CHALLENGE >>
Pictures in the data below are not part of the copy; transcribe everything else exactly.

(Stored dataset items)
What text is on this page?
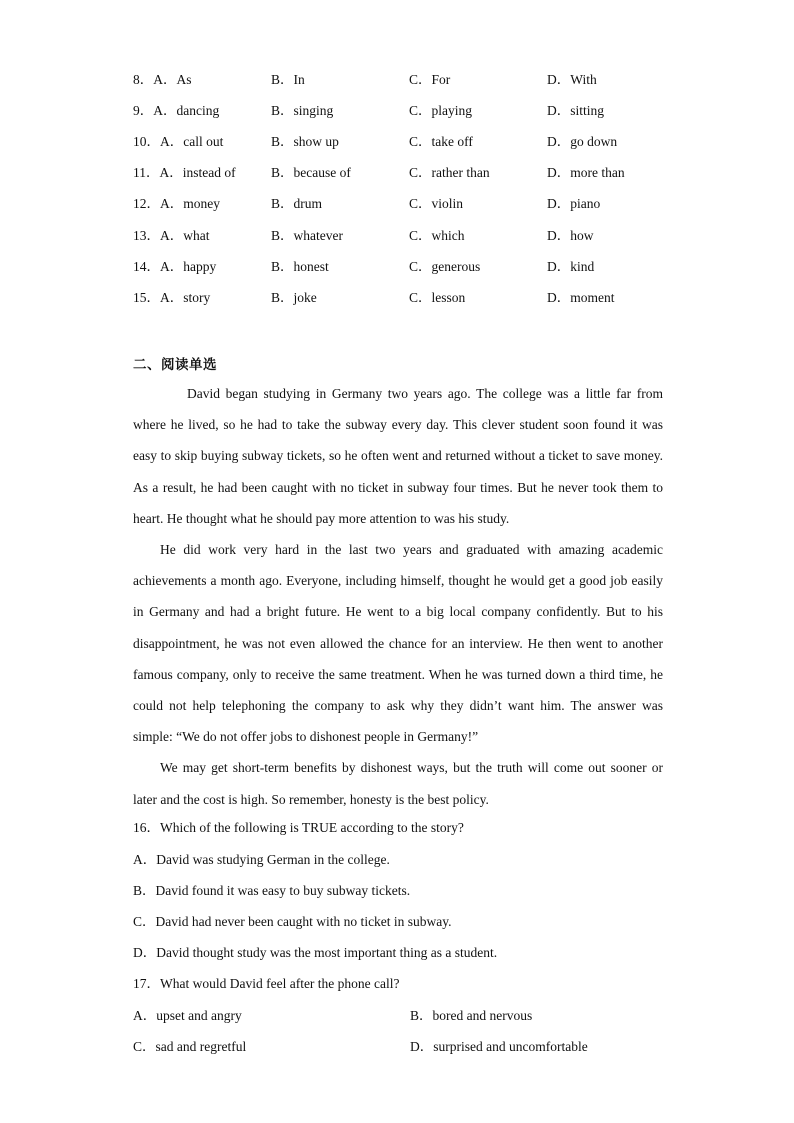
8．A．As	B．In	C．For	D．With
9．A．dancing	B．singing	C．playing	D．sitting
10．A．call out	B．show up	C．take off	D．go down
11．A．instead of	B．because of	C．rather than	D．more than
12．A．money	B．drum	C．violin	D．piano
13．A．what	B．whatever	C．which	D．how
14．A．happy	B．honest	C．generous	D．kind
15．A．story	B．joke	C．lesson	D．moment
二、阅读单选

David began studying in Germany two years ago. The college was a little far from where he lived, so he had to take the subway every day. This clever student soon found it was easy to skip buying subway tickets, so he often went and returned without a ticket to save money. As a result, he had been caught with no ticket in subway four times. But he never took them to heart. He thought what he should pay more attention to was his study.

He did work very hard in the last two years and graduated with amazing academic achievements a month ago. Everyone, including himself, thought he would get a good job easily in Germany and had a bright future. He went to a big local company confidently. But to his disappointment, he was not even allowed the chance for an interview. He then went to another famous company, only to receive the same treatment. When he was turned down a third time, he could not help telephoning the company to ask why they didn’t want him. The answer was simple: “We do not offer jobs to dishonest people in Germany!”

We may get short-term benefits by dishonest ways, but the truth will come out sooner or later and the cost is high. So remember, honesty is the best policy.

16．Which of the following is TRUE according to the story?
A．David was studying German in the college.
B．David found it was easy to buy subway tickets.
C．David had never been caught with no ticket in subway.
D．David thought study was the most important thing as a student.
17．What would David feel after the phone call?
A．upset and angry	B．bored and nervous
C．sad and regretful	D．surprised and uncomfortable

FINAL RESULT >>
What text is on this page?
8．A．As	B．In	C．For	D．With
9．A．dancing	B．singing	C．playing	D．sitting
10．A．call out	B．show up	C．take off	D．go down
11．A．instead of	B．because of	C．rather than	D．more than
12．A．money	B．drum	C．violin	D．piano
13．A．what	B．whatever	C．which	D．how
14．A．happy	B．honest	C．generous	D．kind
15．A．story	B．joke	C．lesson	D．moment
二、阅读单选

David began studying in Germany two years ago. The college was a little far from where he lived, so he had to take the subway every day. This clever student soon found it was easy to skip buying subway tickets, so he often went and returned without a ticket to save money. As a result, he had been caught with no ticket in subway four times. But he never took them to heart. He thought what he should pay more attention to was his study.

He did work very hard in the last two years and graduated with amazing academic achievements a month ago. Everyone, including himself, thought he would get a good job easily in Germany and had a bright future. He went to a big local company confidently. But to his disappointment, he was not even allowed the chance for an interview. He then went to another famous company, only to receive the same treatment. When he was turned down a third time, he could not help telephoning the company to ask why they didn’t want him. The answer was simple: “We do not offer jobs to dishonest people in Germany!”

We may get short-term benefits by dishonest ways, but the truth will come out sooner or later and the cost is high. So remember, honesty is the best policy.

16．Which of the following is TRUE according to the story?
A．David was studying German in the college.
B．David found it was easy to buy subway tickets.
C．David had never been caught with no ticket in subway.
D．David thought study was the most important thing as a student.
17．What would David feel after the phone call?
A．upset and angry	B．bored and nervous
C．sad and regretful	D．surprised and uncomfortable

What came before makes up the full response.